▼
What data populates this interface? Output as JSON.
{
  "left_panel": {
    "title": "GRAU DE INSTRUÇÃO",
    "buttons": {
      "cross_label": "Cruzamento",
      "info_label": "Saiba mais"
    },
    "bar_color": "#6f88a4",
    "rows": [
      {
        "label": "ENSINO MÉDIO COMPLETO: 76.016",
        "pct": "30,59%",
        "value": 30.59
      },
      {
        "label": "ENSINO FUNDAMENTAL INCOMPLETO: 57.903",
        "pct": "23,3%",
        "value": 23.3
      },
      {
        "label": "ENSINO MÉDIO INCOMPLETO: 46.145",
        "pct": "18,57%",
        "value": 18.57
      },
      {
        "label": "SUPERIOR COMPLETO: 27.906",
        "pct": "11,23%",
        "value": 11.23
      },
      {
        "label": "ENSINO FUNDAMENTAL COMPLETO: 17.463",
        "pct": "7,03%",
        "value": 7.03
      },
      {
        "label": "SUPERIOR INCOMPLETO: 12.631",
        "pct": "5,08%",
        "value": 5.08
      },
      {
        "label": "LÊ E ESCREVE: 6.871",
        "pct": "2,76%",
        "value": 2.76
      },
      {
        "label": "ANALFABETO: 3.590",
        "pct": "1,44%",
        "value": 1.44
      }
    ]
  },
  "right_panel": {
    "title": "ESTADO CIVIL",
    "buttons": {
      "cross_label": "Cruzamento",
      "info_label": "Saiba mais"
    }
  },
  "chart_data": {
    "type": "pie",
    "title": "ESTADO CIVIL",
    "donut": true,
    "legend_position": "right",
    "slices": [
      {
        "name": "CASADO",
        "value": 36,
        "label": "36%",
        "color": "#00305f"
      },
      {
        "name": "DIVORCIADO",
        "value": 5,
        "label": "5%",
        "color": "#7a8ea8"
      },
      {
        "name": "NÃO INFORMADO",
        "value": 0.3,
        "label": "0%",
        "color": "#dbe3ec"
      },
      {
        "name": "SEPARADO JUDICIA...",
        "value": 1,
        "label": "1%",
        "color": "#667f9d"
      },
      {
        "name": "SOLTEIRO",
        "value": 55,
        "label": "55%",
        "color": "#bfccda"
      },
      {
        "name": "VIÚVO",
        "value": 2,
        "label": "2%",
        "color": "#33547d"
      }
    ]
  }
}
▲
● STATED EXERCISE:
Go through the lines above. Select every one that has the string "SUPERIOR".

● EXPECTED OUTPUT:
        "label": "SUPERIOR COMPLETO: 27.906",
        "label": "SUPERIOR INCOMPLETO: 12.631",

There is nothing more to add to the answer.